-------- TEXT

The Henley Bridge is a reinforced concrete open-spandrel arch bridge with six dual-ribbed arches connected by lateral bracing. The lengths of the arches are (from north to south) 203 ft, 232 ft, 317 ft, 232 ft, 220 ft, and 185 ft. The deck consists of six concrete girders, and has a total width of just over 70 ft and a curb-to-curb width of just over 54 ft.

==History==

=== Planning and construction ===
In the late 1920s, Knoxville developed a new city plan that called for, among other things, the widening of Henley Street and the construction of a 54 ft bridge connecting the street with South Knoxville. The city initially hired J. E. Griner and Company of Baltimore, but after the company insisted that a 36-foot width was adequate, the city rejected their design. In April 1930, after intense debate, the city selected a design submitted by the Des Moines, Iowa-based Marsh Engineering Company, which was led by long-time bridge engineer James B. Marsh (1856-1936).

----------------
-------- RECORD EXCERPTS

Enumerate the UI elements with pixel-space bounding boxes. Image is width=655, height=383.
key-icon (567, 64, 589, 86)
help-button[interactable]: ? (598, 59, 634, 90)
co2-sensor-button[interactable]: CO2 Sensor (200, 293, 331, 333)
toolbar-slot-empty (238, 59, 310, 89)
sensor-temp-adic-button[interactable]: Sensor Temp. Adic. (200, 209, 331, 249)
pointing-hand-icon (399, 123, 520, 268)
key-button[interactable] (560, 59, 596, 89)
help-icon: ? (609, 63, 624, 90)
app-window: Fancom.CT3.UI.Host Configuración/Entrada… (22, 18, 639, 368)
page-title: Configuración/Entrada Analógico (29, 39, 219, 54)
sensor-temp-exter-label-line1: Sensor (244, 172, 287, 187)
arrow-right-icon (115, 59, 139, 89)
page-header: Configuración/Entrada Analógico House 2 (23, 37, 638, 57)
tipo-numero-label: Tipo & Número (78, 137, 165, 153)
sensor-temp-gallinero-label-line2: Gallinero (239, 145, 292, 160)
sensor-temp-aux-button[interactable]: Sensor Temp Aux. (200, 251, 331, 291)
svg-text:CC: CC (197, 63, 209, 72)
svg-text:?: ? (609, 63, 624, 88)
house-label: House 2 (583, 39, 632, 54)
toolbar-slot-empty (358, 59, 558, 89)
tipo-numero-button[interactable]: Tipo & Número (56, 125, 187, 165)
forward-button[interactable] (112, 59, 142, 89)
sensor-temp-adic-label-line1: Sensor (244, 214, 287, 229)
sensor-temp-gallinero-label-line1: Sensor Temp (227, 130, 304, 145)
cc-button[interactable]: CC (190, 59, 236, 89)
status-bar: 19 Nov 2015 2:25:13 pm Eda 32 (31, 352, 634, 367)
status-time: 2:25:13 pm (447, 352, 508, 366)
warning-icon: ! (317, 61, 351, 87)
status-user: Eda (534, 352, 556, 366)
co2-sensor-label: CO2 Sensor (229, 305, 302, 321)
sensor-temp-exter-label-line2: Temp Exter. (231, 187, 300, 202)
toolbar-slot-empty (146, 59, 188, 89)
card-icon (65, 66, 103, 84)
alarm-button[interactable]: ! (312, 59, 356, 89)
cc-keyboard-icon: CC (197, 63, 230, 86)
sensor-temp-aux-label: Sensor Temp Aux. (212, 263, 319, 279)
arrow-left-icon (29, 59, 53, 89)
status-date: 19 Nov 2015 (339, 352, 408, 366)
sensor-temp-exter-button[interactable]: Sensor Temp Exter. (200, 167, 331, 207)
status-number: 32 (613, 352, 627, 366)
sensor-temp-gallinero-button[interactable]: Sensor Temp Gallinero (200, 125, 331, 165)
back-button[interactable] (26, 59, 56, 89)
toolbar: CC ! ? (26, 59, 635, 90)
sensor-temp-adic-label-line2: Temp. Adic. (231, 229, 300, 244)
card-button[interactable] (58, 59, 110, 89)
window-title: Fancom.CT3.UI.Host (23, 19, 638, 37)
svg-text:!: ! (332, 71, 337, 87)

----------------

▸ **REQUIRED ACTION 1**:
Decide whether each statement agrees with the Henley Bridge text. Answer yes or no for each, and quote the words from the text that settle it.
(a) The bridge has six arches.
(b) The city adopted J. E. Griner and Company's design for the bridge.
(c) Marsh Engineering Company was based in Baltimore.
▸ **REQUIRED ACTION 2**: According to the Henley Bridge text, in what month and year did the city select the Marsh Engineering Company's design?
▸ **REQUIRED ACTION 3**: Write what comes next in the Henley Bridge text, picking up after its final sentence.
The listing has no connection to the Henley Bridge text.

▸ **TASK RESPONSE 1**:
(a) Yes: "six dual-ribbed arches connected by lateral bracing"
(b) No: "the city rejected their design"
(c) No: "the Des Moines, Iowa-based Marsh Engineering Company"

▸ **TASK RESPONSE 2**: April 1930.

▸ **TASK RESPONSE 3**:
Throughout 1930, Knoxville's city council, various local engineers, and the Knoxville News-Sentinel argued relentlessly over the bridge, bickering with one another over everything from the bridge's size to the construction materials to be used. One councilman charged that bribery had taken place. Furthermore, rather than allow Marsh Engineering to choose its own construction supervisor, the city installed local engineers L. M. Dow and S. B. Goodsey as supervising engineer and resident engineer, respectively, and made numerous modifications to Marsh's design. Work finally began on September 30, 1930, with Pittsburgh contractor Booth and Flinn overseeing construction. The cost of construction was $1.15 million, which was split between the City of Knoxville and Knox County.

=== Early history ===
The completion of the Henley Bridge roughly coincided with the creation of the Great Smoky Mountains National Park, and the bridge became for Knoxvillians the "gateway" to the Smokies (US-441, which crosses the bridge, is still the main route connecting Knoxville with the park). During 1987–2015, the bridge was also the primary fireworks launching area during Knoxville's annual Boomsday celebration.

The Henley Bridge is mentioned in three novels by author Cormac McCarthy. In The Orchard Keeper (1968), a bootlegger's car breaks down on the bridge. In Suttree (1979), a homeless man known as "The Ragpicker" lives under the south end of the bridge. In The Road (2006), the Henley Bridge is the "high concrete bridge" the father and son cross near the beginning of the novel en route to the Great Smoky Mountains to the south.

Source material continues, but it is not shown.